[Data to process]:
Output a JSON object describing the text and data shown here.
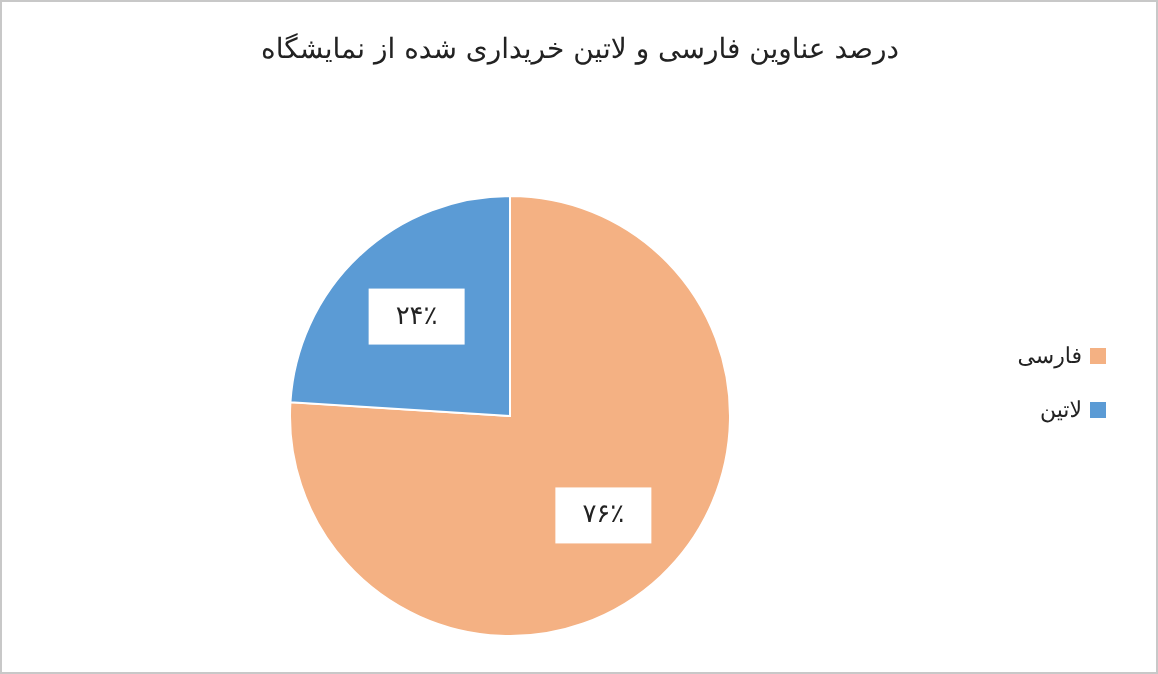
{
  "chart_data": {
    "type": "pie",
    "title": "درصد عناوین فارسی و لاتین خریداری شده از نمایشگاه",
    "categories": [
      "فارسی",
      "لاتین"
    ],
    "values": [
      76,
      24
    ],
    "colors": [
      "#f4b183",
      "#5b9bd5"
    ],
    "value_labels": [
      "۷۶٪",
      "۲۴٪"
    ],
    "legend": "right"
  }
}
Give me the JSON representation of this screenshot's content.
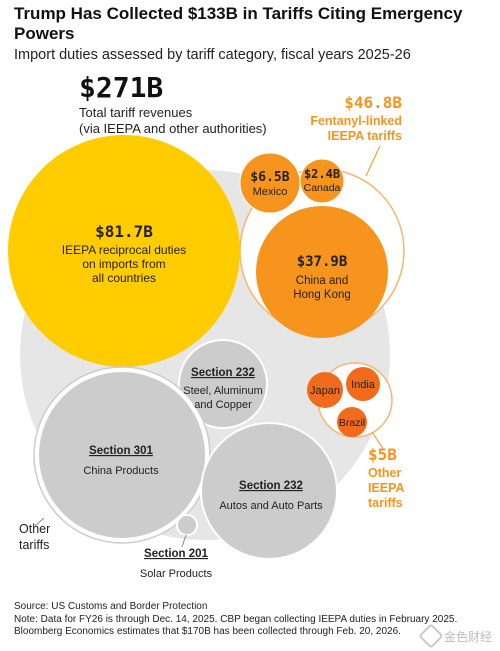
{
  "title": "Trump Has Collected $133B in Tariffs Citing Emergency Powers",
  "subtitle": "Import duties assessed by tariff category, fiscal years 2025-26",
  "chart_data": {
    "type": "bubble",
    "total": {
      "value_label": "$271B",
      "label_lines": [
        "Total tariff revenues",
        "(via IEEPA and other authorities)"
      ],
      "value": 271
    },
    "groups": [
      {
        "name_lines": [
          "$46.8B",
          "Fentanyl-linked",
          "IEEPA tariffs"
        ],
        "value": 46.8,
        "color": "#f7941d"
      },
      {
        "name_lines": [
          "$5B",
          "Other",
          "IEEPA",
          "tariffs"
        ],
        "value": 5,
        "color": "#f7941d"
      },
      {
        "name_lines": [
          "Other",
          "tariffs"
        ],
        "value": null,
        "color": "#cccccc"
      }
    ],
    "bubbles": [
      {
        "id": "ieepa-reciprocal",
        "value": 81.7,
        "value_label": "$81.7B",
        "label_lines": [
          "IEEPA reciprocal duties",
          "on imports from",
          "all countries"
        ],
        "color": "#ffcc00"
      },
      {
        "id": "mexico",
        "value": 6.5,
        "value_label": "$6.5B",
        "label_lines": [
          "Mexico"
        ],
        "color": "#f7941d"
      },
      {
        "id": "canada",
        "value": 2.4,
        "value_label": "$2.4B",
        "label_lines": [
          "Canada"
        ],
        "color": "#f7941d"
      },
      {
        "id": "china-hk",
        "value": 37.9,
        "value_label": "$37.9B",
        "label_lines": [
          "China and",
          "Hong Kong"
        ],
        "color": "#f7941d"
      },
      {
        "id": "japan",
        "value": null,
        "value_label": "",
        "label_lines": [
          "Japan"
        ],
        "color": "#f26b1d"
      },
      {
        "id": "india",
        "value": null,
        "value_label": "",
        "label_lines": [
          "India"
        ],
        "color": "#f26b1d"
      },
      {
        "id": "brazil",
        "value": null,
        "value_label": "",
        "label_lines": [
          "Brazil"
        ],
        "color": "#f26b1d"
      },
      {
        "id": "section-232-steel",
        "value": null,
        "value_label": "Section 232",
        "label_lines": [
          "Steel, Aluminum",
          "and Copper"
        ],
        "color": "#cccccc"
      },
      {
        "id": "section-301",
        "value": null,
        "value_label": "Section 301",
        "label_lines": [
          "China Products"
        ],
        "color": "#cccccc"
      },
      {
        "id": "section-232-autos",
        "value": null,
        "value_label": "Section 232",
        "label_lines": [
          "Autos and Auto Parts"
        ],
        "color": "#cccccc"
      },
      {
        "id": "section-201",
        "value": null,
        "value_label": "Section 201",
        "label_lines": [
          "Solar Products"
        ],
        "color": "#cccccc"
      }
    ]
  },
  "footer": {
    "source": "Source: US Customs and Border Protection",
    "note1": "Note: Data for FY26 is through Dec. 14, 2025. CBP began collecting IEEPA duties in February 2025.",
    "note2": "Bloomberg Economics estimates that $170B has been collected through Feb. 20, 2026."
  },
  "watermark": {
    "text": "金色财经"
  }
}
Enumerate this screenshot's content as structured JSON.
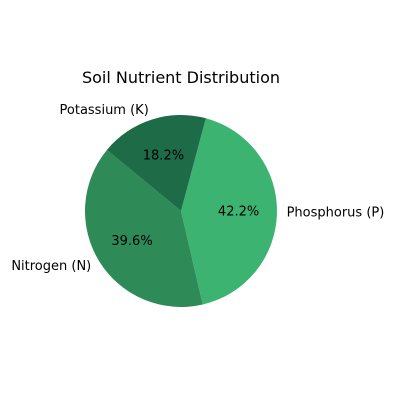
{
  "chart_data": {
    "type": "pie",
    "title": "Soil Nutrient Distribution",
    "categories": [
      "Phosphorus (P)",
      "Nitrogen (N)",
      "Potassium (K)"
    ],
    "values": [
      42.2,
      39.6,
      18.2
    ],
    "value_labels": [
      "42.2%",
      "39.6%",
      "18.2%"
    ],
    "colors": [
      "#3cb371",
      "#2e8b57",
      "#1e6b47"
    ],
    "start_angle_deg": 75,
    "direction": "clockwise",
    "legend": "none"
  }
}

[Aim]:
Retype every record above exactly as written, but leave out the pictures.

[Solution]:
Output a JSON object describing the text and data shown here.
{
  "chart_data": {
    "type": "pie",
    "title": "درصد عناوین فارسی و لاتین خریداری شده از نمایشگاه",
    "categories": [
      "فارسی",
      "لاتین"
    ],
    "values": [
      76,
      24
    ],
    "colors": [
      "#f4b183",
      "#5b9bd5"
    ],
    "value_labels": [
      "۷۶٪",
      "۲۴٪"
    ],
    "legend": "right"
  }
}
Give me the JSON representation of this screenshot's content.
{
  "title": "Trump Has Collected $133B in Tariffs Citing Emergency Powers",
  "subtitle": "Import duties assessed by tariff category, fiscal years 2025-26",
  "chart_data": {
    "type": "bubble",
    "total": {
      "value_label": "$271B",
      "label_lines": [
        "Total tariff revenues",
        "(via IEEPA and other authorities)"
      ],
      "value": 271
    },
    "groups": [
      {
        "name_lines": [
          "$46.8B",
          "Fentanyl-linked",
          "IEEPA tariffs"
        ],
        "value": 46.8,
        "color": "#f7941d"
      },
      {
        "name_lines": [
          "$5B",
          "Other",
          "IEEPA",
          "tariffs"
        ],
        "value": 5,
        "color": "#f7941d"
      },
      {
        "name_lines": [
          "Other",
          "tariffs"
        ],
        "value": null,
        "color": "#cccccc"
      }
    ],
    "bubbles": [
      {
        "id": "ieepa-reciprocal",
        "value": 81.7,
        "value_label": "$81.7B",
        "label_lines": [
          "IEEPA reciprocal duties",
          "on imports from",
          "all countries"
        ],
        "color": "#ffcc00"
      },
      {
        "id": "mexico",
        "value": 6.5,
        "value_label": "$6.5B",
        "label_lines": [
          "Mexico"
        ],
        "color": "#f7941d"
      },
      {
        "id": "canada",
        "value": 2.4,
        "value_label": "$2.4B",
        "label_lines": [
          "Canada"
        ],
        "color": "#f7941d"
      },
      {
        "id": "china-hk",
        "value": 37.9,
        "value_label": "$37.9B",
        "label_lines": [
          "China and",
          "Hong Kong"
        ],
        "color": "#f7941d"
      },
      {
        "id": "japan",
        "value": null,
        "value_label": "",
        "label_lines": [
          "Japan"
        ],
        "color": "#f26b1d"
      },
      {
        "id": "india",
        "value": null,
        "value_label": "",
        "label_lines": [
          "India"
        ],
        "color": "#f26b1d"
      },
      {
        "id": "brazil",
        "value": null,
        "value_label": "",
        "label_lines": [
          "Brazil"
        ],
        "color": "#f26b1d"
      },
      {
        "id": "section-232-steel",
        "value": null,
        "value_label": "Section 232",
        "label_lines": [
          "Steel, Aluminum",
          "and Copper"
        ],
        "color": "#cccccc"
      },
      {
        "id": "section-301",
        "value": null,
        "value_label": "Section 301",
        "label_lines": [
          "China Products"
        ],
        "color": "#cccccc"
      },
      {
        "id": "section-232-autos",
        "value": null,
        "value_label": "Section 232",
        "label_lines": [
          "Autos and Auto Parts"
        ],
        "color": "#cccccc"
      },
      {
        "id": "section-201",
        "value": null,
        "value_label": "Section 201",
        "label_lines": [
          "Solar Products"
        ],
        "color": "#cccccc"
      }
    ]
  },
  "footer": {
    "source": "Source: US Customs and Border Protection",
    "note1": "Note: Data for FY26 is through Dec. 14, 2025. CBP began collecting IEEPA duties in February 2025.",
    "note2": "Bloomberg Economics estimates that $170B has been collected through Feb. 20, 2026."
  },
  "watermark": {
    "text": "金色财经"
  }
}
Enumerate this screenshot's content as structured JSON.
{
  "chart_data": {
    "type": "pie",
    "title": "Soil Nutrient Distribution",
    "categories": [
      "Phosphorus (P)",
      "Nitrogen (N)",
      "Potassium (K)"
    ],
    "values": [
      42.2,
      39.6,
      18.2
    ],
    "value_labels": [
      "42.2%",
      "39.6%",
      "18.2%"
    ],
    "colors": [
      "#3cb371",
      "#2e8b57",
      "#1e6b47"
    ],
    "start_angle_deg": 75,
    "direction": "clockwise",
    "legend": "none"
  }
}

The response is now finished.